### Supplied material
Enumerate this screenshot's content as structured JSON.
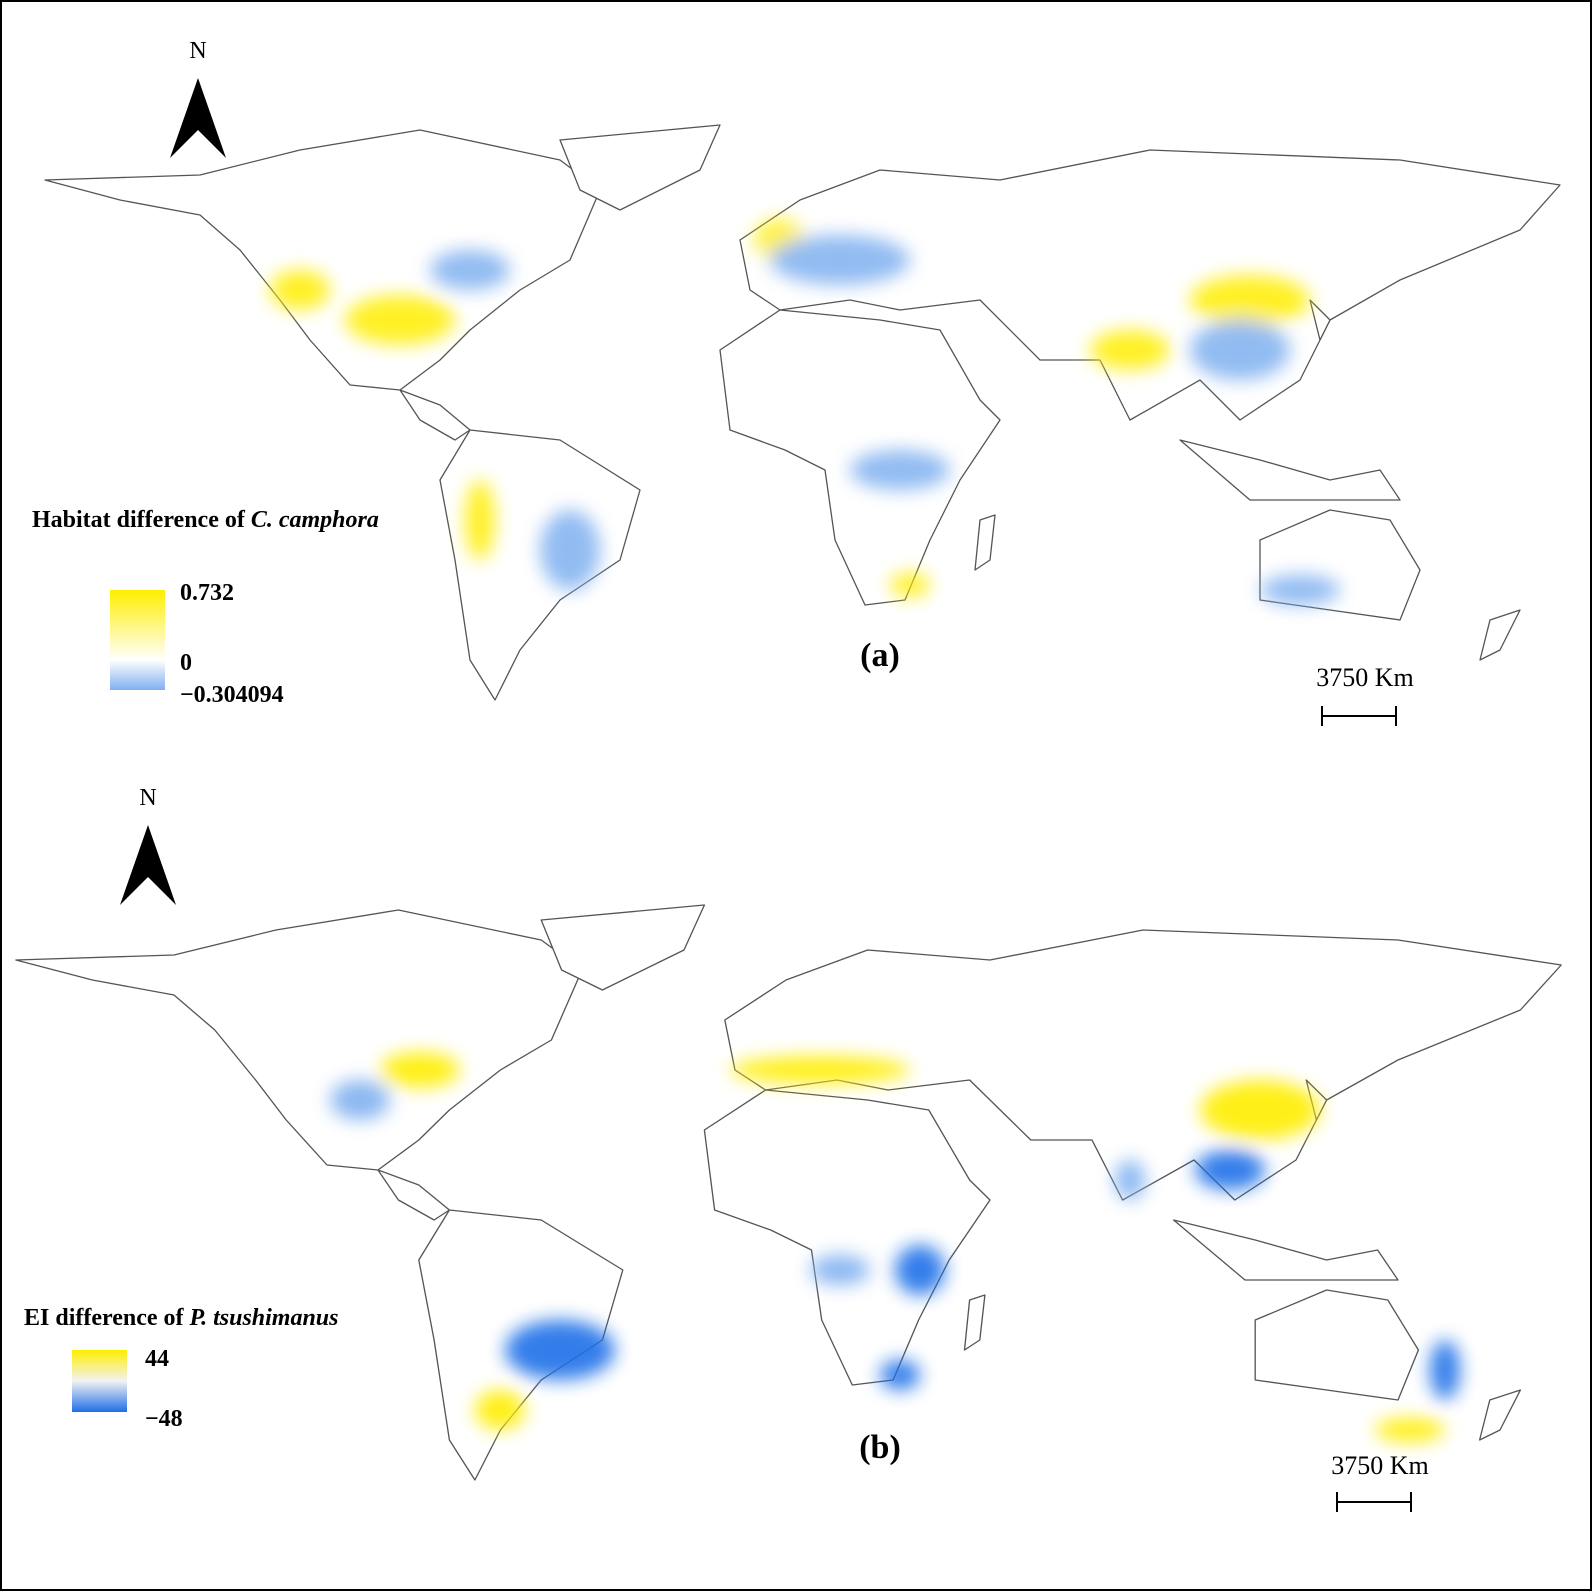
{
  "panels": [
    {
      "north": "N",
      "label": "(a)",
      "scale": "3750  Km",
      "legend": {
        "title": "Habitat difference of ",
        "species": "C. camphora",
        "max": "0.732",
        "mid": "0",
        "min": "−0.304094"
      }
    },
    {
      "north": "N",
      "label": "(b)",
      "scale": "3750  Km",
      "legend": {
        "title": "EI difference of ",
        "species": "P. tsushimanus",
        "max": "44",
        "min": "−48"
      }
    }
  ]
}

### What you will do
Retype the records exactly. Any image in them should not appear in what you write.

### Result of this task
Enumerate this screenshot's content as structured JSON.
{
  "panels": [
    {
      "north": "N",
      "label": "(a)",
      "scale": "3750  Km",
      "legend": {
        "title": "Habitat difference of ",
        "species": "C. camphora",
        "max": "0.732",
        "mid": "0",
        "min": "−0.304094"
      }
    },
    {
      "north": "N",
      "label": "(b)",
      "scale": "3750  Km",
      "legend": {
        "title": "EI difference of ",
        "species": "P. tsushimanus",
        "max": "44",
        "min": "−48"
      }
    }
  ]
}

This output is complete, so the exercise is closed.